Items from a figure collection:
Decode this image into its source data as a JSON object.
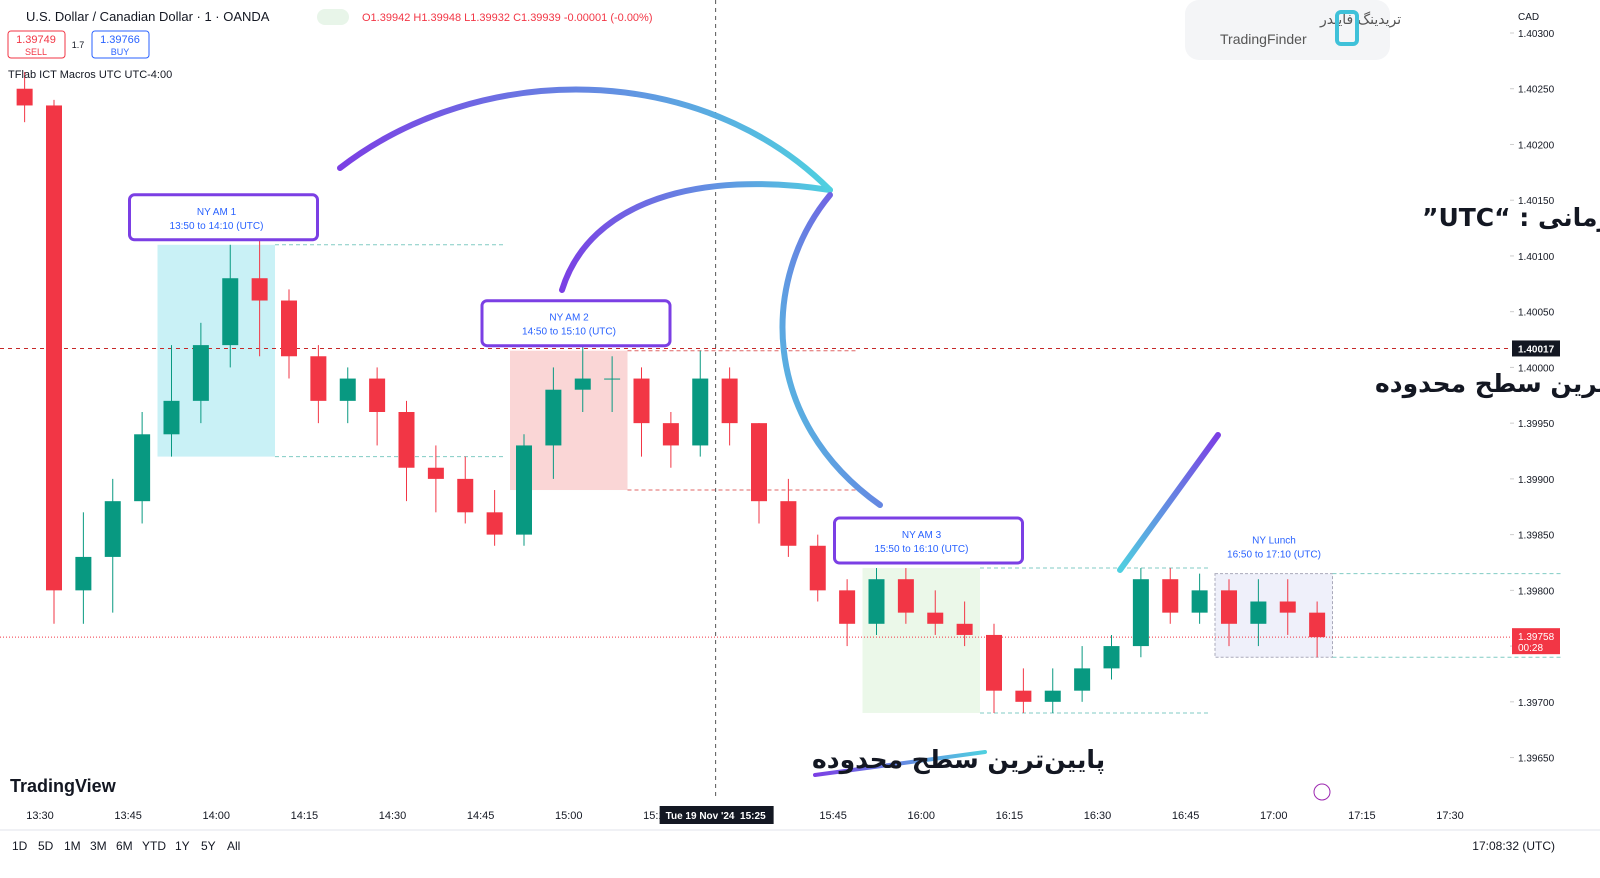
{
  "header": {
    "symbol": "U.S. Dollar / Canadian Dollar · 1 · OANDA",
    "ohlc": "O1.39942 H1.39948 L1.39932 C1.39939 -0.00001 (-0.00%)",
    "sell_price": "1.39749",
    "sell": "SELL",
    "spread": "1.7",
    "buy_price": "1.39766",
    "buy": "BUY",
    "indicator": "TFlab ICT Macros UTC UTC-4:00",
    "currency": "CAD"
  },
  "logo": {
    "fa": "تریدینگ فایندر",
    "en": "TradingFinder"
  },
  "watermark": "TradingView",
  "annotations": {
    "timezone": "نمایش محدوده زمانی و مود منطقه زمانی : “UTC”",
    "highest": "بالاترین سطح محدوده",
    "lowest": "پایین‌ترین سطح محدوده"
  },
  "toolbar": {
    "ranges": [
      "1D",
      "5D",
      "1M",
      "3M",
      "6M",
      "YTD",
      "1Y",
      "5Y",
      "All"
    ],
    "clock": "17:08:32 (UTC)"
  },
  "chart_data": {
    "type": "candlestick",
    "x": [
      "13:25",
      "13:30",
      "13:35",
      "13:40",
      "13:45",
      "13:50",
      "13:55",
      "14:00",
      "14:05",
      "14:10",
      "14:15",
      "14:20",
      "14:25",
      "14:30",
      "14:35",
      "14:40",
      "14:45",
      "14:50",
      "14:55",
      "15:00",
      "15:05",
      "15:10",
      "15:15",
      "15:20",
      "15:25",
      "15:30",
      "15:35",
      "15:40",
      "15:45",
      "15:50",
      "15:55",
      "16:00",
      "16:05",
      "16:10",
      "16:15",
      "16:20",
      "16:25",
      "16:30",
      "16:35",
      "16:40",
      "16:45",
      "16:50",
      "16:55",
      "17:00",
      "17:05"
    ],
    "open": [
      1.4025,
      1.40235,
      1.398,
      1.3983,
      1.3988,
      1.3994,
      1.3997,
      1.4002,
      1.4008,
      1.4006,
      1.4001,
      1.3997,
      1.3999,
      1.3996,
      1.3991,
      1.399,
      1.3987,
      1.3985,
      1.3993,
      1.3998,
      1.3999,
      1.3999,
      1.3995,
      1.3993,
      1.3999,
      1.3995,
      1.3988,
      1.3984,
      1.398,
      1.3977,
      1.3981,
      1.3978,
      1.3977,
      1.3976,
      1.3971,
      1.397,
      1.3971,
      1.3973,
      1.3975,
      1.3981,
      1.3978,
      1.398,
      1.3977,
      1.3979,
      1.3978
    ],
    "high": [
      1.40265,
      1.4024,
      1.3987,
      1.399,
      1.3996,
      1.4002,
      1.4004,
      1.4011,
      1.4012,
      1.4007,
      1.4002,
      1.4,
      1.4,
      1.3997,
      1.3993,
      1.3992,
      1.3989,
      1.3994,
      1.4,
      1.4002,
      1.4001,
      1.4,
      1.3996,
      1.40015,
      1.4,
      1.3995,
      1.399,
      1.3985,
      1.3981,
      1.3982,
      1.3982,
      1.398,
      1.3979,
      1.3977,
      1.3973,
      1.3973,
      1.3975,
      1.3976,
      1.3982,
      1.3982,
      1.39815,
      1.3981,
      1.3981,
      1.3981,
      1.3979
    ],
    "low": [
      1.4022,
      1.3977,
      1.3977,
      1.3978,
      1.3986,
      1.3992,
      1.3995,
      1.4,
      1.4001,
      1.3999,
      1.3995,
      1.3995,
      1.3993,
      1.3988,
      1.3987,
      1.3986,
      1.3984,
      1.3984,
      1.399,
      1.3996,
      1.3996,
      1.3992,
      1.3991,
      1.3992,
      1.3993,
      1.3986,
      1.3983,
      1.3979,
      1.3975,
      1.3976,
      1.3977,
      1.3976,
      1.3975,
      1.3969,
      1.3969,
      1.3969,
      1.397,
      1.3972,
      1.3974,
      1.3977,
      1.3977,
      1.3975,
      1.3975,
      1.3976,
      1.3974
    ],
    "close": [
      1.40235,
      1.398,
      1.3983,
      1.3988,
      1.3994,
      1.3997,
      1.4002,
      1.4008,
      1.4006,
      1.4001,
      1.3997,
      1.3999,
      1.3996,
      1.3991,
      1.399,
      1.3987,
      1.3985,
      1.3993,
      1.3998,
      1.3999,
      1.3999,
      1.3995,
      1.3993,
      1.3999,
      1.3995,
      1.3988,
      1.3984,
      1.398,
      1.3977,
      1.3981,
      1.3978,
      1.3977,
      1.3976,
      1.3971,
      1.397,
      1.3971,
      1.3973,
      1.3975,
      1.3981,
      1.3978,
      1.398,
      1.3977,
      1.3979,
      1.3978,
      1.39758
    ],
    "up_color": "#089981",
    "down_color": "#f23645",
    "ylim": [
      1.3962,
      1.403
    ],
    "yticks": [
      {
        "value": 1.403,
        "label": "1.40300"
      },
      {
        "value": 1.4025,
        "label": "1.40250"
      },
      {
        "value": 1.402,
        "label": "1.40200"
      },
      {
        "value": 1.4015,
        "label": "1.40150"
      },
      {
        "value": 1.401,
        "label": "1.40100"
      },
      {
        "value": 1.4005,
        "label": "1.40050"
      },
      {
        "value": 1.4,
        "label": "1.40000"
      },
      {
        "value": 1.3995,
        "label": "1.39950"
      },
      {
        "value": 1.399,
        "label": "1.39900"
      },
      {
        "value": 1.3985,
        "label": "1.39850"
      },
      {
        "value": 1.398,
        "label": "1.39800"
      },
      {
        "value": 1.3975,
        "label": "1.39750"
      },
      {
        "value": 1.397,
        "label": "1.39700"
      },
      {
        "value": 1.3965,
        "label": "1.39650"
      }
    ],
    "xticks": [
      "13:30",
      "13:45",
      "14:00",
      "14:15",
      "14:30",
      "14:45",
      "15:00",
      "15:15",
      "15:30",
      "15:45",
      "16:00",
      "16:15",
      "16:30",
      "16:45",
      "17:00",
      "17:15",
      "17:30"
    ],
    "crosshair": {
      "price": {
        "value": 1.40017,
        "label": "1.40017"
      },
      "time": "15:25",
      "time_label": "Tue 19 Nov '24  15:25"
    },
    "last_price": {
      "value": 1.39758,
      "label": "1.39758"
    },
    "countdown": "00:28",
    "sessions": [
      {
        "name": "NY AM 1",
        "range": "13:50 to 14:10 (UTC)",
        "start": "13:50",
        "end": "14:10",
        "high": 1.4011,
        "low": 1.3992,
        "color": "#b2ebf2"
      },
      {
        "name": "NY AM 2",
        "range": "14:50 to 15:10 (UTC)",
        "start": "14:50",
        "end": "15:10",
        "high": 1.40015,
        "low": 1.3989,
        "color": "#f8c4c4"
      },
      {
        "name": "NY AM 3",
        "range": "15:50 to 16:10 (UTC)",
        "start": "15:50",
        "end": "16:10",
        "high": 1.3982,
        "low": 1.3969,
        "color": "#e3f5df"
      },
      {
        "name": "NY Lunch",
        "range": "16:50 to 17:10 (UTC)",
        "start": "16:50",
        "end": "17:10",
        "high": 1.39815,
        "low": 1.3974,
        "color": "#e8eaf8"
      }
    ]
  }
}
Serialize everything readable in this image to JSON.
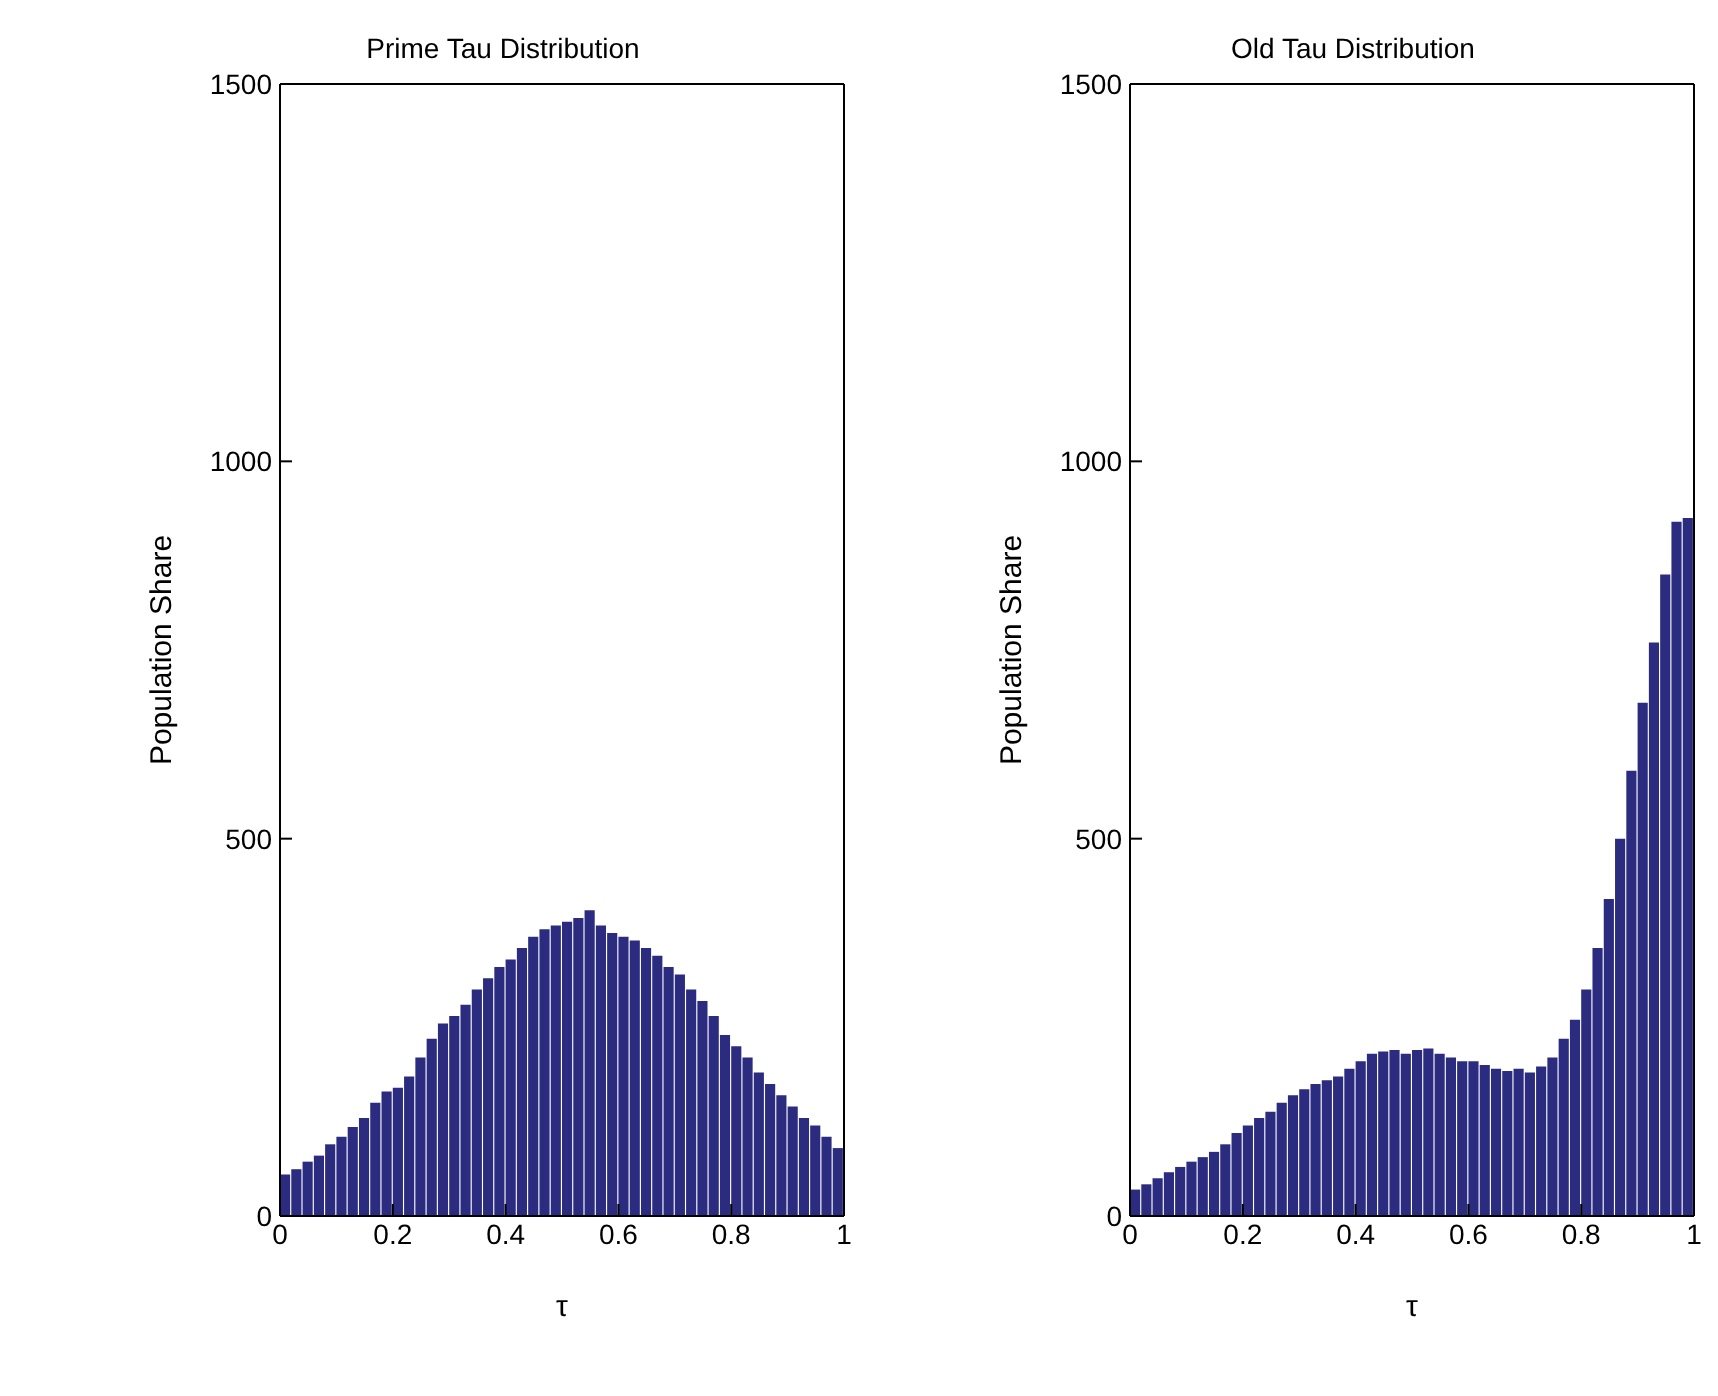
{
  "chart_data": [
    {
      "type": "histogram",
      "title": "Prime Tau Distribution",
      "xlabel": "τ",
      "ylabel": "Population Share",
      "color": "#2b2b7f",
      "bins": [
        0,
        0.02,
        0.04,
        0.06,
        0.08,
        0.1,
        0.12,
        0.14,
        0.16,
        0.18,
        0.2,
        0.22,
        0.24,
        0.26,
        0.28,
        0.3,
        0.32,
        0.34,
        0.36,
        0.38,
        0.4,
        0.42,
        0.44,
        0.46,
        0.48,
        0.5,
        0.52,
        0.54,
        0.56,
        0.58,
        0.6,
        0.62,
        0.64,
        0.66,
        0.68,
        0.7,
        0.72,
        0.74,
        0.76,
        0.78,
        0.8,
        0.82,
        0.84,
        0.86,
        0.88,
        0.9,
        0.92,
        0.94,
        0.96,
        0.98,
        1
      ],
      "values": [
        55,
        62,
        72,
        80,
        95,
        105,
        118,
        130,
        150,
        165,
        170,
        185,
        210,
        235,
        255,
        265,
        280,
        300,
        315,
        330,
        340,
        355,
        370,
        380,
        385,
        390,
        395,
        405,
        385,
        375,
        370,
        365,
        355,
        345,
        330,
        320,
        300,
        285,
        265,
        240,
        225,
        210,
        190,
        175,
        160,
        145,
        130,
        120,
        105,
        90
      ],
      "xlim": [
        0,
        1
      ],
      "xticks": [
        0,
        0.2,
        0.4,
        0.6,
        0.8,
        1
      ],
      "ylim": [
        0,
        1500
      ],
      "yticks": [
        0,
        500,
        1000,
        1500
      ],
      "grid": false
    },
    {
      "type": "histogram",
      "title": "Old Tau Distribution",
      "xlabel": "τ",
      "ylabel": "Population Share",
      "color": "#2b2b7f",
      "bins": [
        0,
        0.02,
        0.04,
        0.06,
        0.08,
        0.1,
        0.12,
        0.14,
        0.16,
        0.18,
        0.2,
        0.22,
        0.24,
        0.26,
        0.28,
        0.3,
        0.32,
        0.34,
        0.36,
        0.38,
        0.4,
        0.42,
        0.44,
        0.46,
        0.48,
        0.5,
        0.52,
        0.54,
        0.56,
        0.58,
        0.6,
        0.62,
        0.64,
        0.66,
        0.68,
        0.7,
        0.72,
        0.74,
        0.76,
        0.78,
        0.8,
        0.82,
        0.84,
        0.86,
        0.88,
        0.9,
        0.92,
        0.94,
        0.96,
        0.98,
        1
      ],
      "values": [
        35,
        42,
        50,
        58,
        65,
        72,
        78,
        85,
        95,
        110,
        120,
        130,
        138,
        150,
        160,
        168,
        175,
        180,
        185,
        195,
        205,
        215,
        218,
        220,
        215,
        220,
        222,
        215,
        210,
        205,
        205,
        200,
        195,
        192,
        195,
        190,
        198,
        210,
        235,
        260,
        300,
        355,
        420,
        500,
        590,
        680,
        760,
        850,
        920,
        925
      ],
      "xlim": [
        0,
        1
      ],
      "xticks": [
        0,
        0.2,
        0.4,
        0.6,
        0.8,
        1
      ],
      "ylim": [
        0,
        1500
      ],
      "yticks": [
        0,
        500,
        1000,
        1500
      ],
      "grid": false
    }
  ]
}
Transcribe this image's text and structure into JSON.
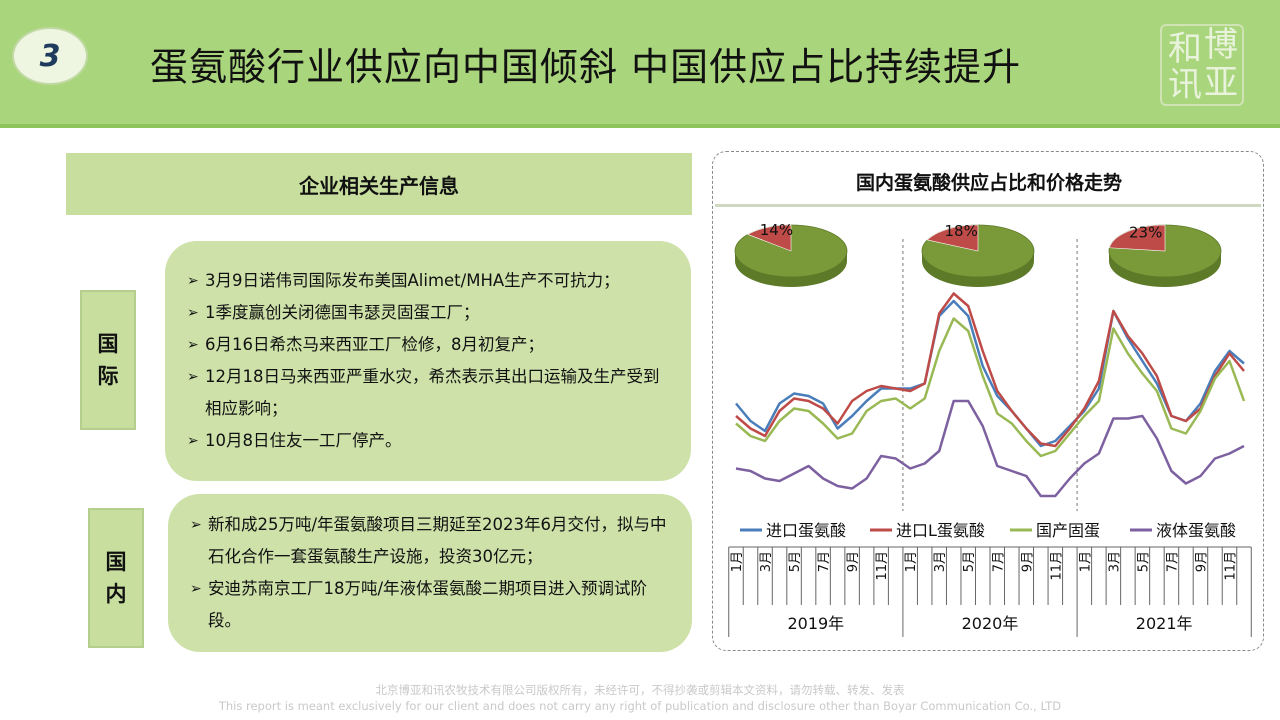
{
  "header": {
    "number": "3",
    "title": "蛋氨酸行业供应向中国倾斜 中国供应占比持续提升",
    "logo_chars": [
      "和",
      "博",
      "讯",
      "亚"
    ]
  },
  "left_panel": {
    "title": "企业相关生产信息",
    "international": {
      "label_chars": [
        "国",
        "际"
      ],
      "items": [
        "3月9日诺伟司国际发布美国Alimet/MHA生产不可抗力；",
        "1季度赢创关闭德国韦瑟灵固蛋工厂；",
        "6月16日希杰马来西亚工厂检修，8月初复产；",
        "12月18日马来西亚严重水灾，希杰表示其出口运输及生产受到相应影响；",
        "10月8日住友一工厂停产。"
      ]
    },
    "domestic": {
      "label_chars": [
        "国",
        "内"
      ],
      "items": [
        "新和成25万吨/年蛋氨酸项目三期延至2023年6月交付，拟与中石化合作一套蛋氨酸生产设施，投资30亿元；",
        "安迪苏南京工厂18万吨/年液体蛋氨酸二期项目进入预调试阶段。"
      ]
    }
  },
  "chart_data": {
    "type": "line",
    "title": "国内蛋氨酸供应占比和价格走势",
    "month_labels": [
      "1月",
      "",
      "3月",
      "",
      "5月",
      "",
      "7月",
      "",
      "9月",
      "",
      "11月",
      ""
    ],
    "years": [
      "2019年",
      "2020年",
      "2021年"
    ],
    "legend": [
      "进口蛋氨酸",
      "进口L蛋氨酸",
      "国产固蛋",
      "液体蛋氨酸"
    ],
    "colors": {
      "进口蛋氨酸": "#4a7ebb",
      "进口L蛋氨酸": "#be4b48",
      "国产固蛋": "#98b954",
      "液体蛋氨酸": "#7d60a0",
      "pie_share": "#be4b48",
      "pie_rest": "#7a9a3a"
    },
    "ylim": [
      0,
      100
    ],
    "series": [
      {
        "name": "进口蛋氨酸",
        "values": [
          47,
          40,
          36,
          47,
          51,
          50,
          47,
          37,
          42,
          48,
          53,
          53,
          53,
          55,
          82,
          88,
          82,
          62,
          50,
          44,
          37,
          30,
          32,
          38,
          44,
          53,
          84,
          73,
          64,
          55,
          42,
          40,
          47,
          60,
          68,
          63
        ]
      },
      {
        "name": "进口L蛋氨酸",
        "values": [
          42,
          37,
          34,
          44,
          49,
          48,
          45,
          39,
          48,
          52,
          54,
          53,
          52,
          55,
          83,
          91,
          86,
          68,
          52,
          44,
          37,
          31,
          30,
          37,
          45,
          56,
          84,
          74,
          67,
          58,
          42,
          40,
          45,
          58,
          67,
          60
        ]
      },
      {
        "name": "国产固蛋",
        "values": [
          39,
          34,
          32,
          40,
          45,
          44,
          39,
          33,
          35,
          44,
          48,
          49,
          45,
          49,
          68,
          81,
          76,
          58,
          43,
          39,
          32,
          26,
          28,
          35,
          42,
          48,
          77,
          67,
          59,
          52,
          37,
          35,
          44,
          57,
          64,
          48
        ]
      },
      {
        "name": "液体蛋氨酸",
        "values": [
          21,
          20,
          17,
          16,
          19,
          22,
          17,
          14,
          13,
          17,
          26,
          25,
          21,
          23,
          28,
          48,
          48,
          38,
          22,
          20,
          18,
          10,
          10,
          17,
          23,
          27,
          41,
          41,
          42,
          33,
          20,
          15,
          18,
          25,
          27,
          30
        ]
      }
    ],
    "pies": [
      {
        "year": "2019年",
        "share": 14,
        "label": "14%"
      },
      {
        "year": "2020年",
        "share": 18,
        "label": "18%"
      },
      {
        "year": "2021年",
        "share": 23,
        "label": "23%"
      }
    ]
  },
  "footer": {
    "cn": "北京博亚和讯农牧技术有限公司版权所有，未经许可，不得抄袭或剪辑本文资料，请勿转载、转发、发表",
    "en": "This report is meant exclusively for our client and does not carry any right of publication and disclosure other than Boyar Communication Co., LTD"
  }
}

Task statement:
Count the lines above that contain the word "JSON". Give only the number.

The reply:
3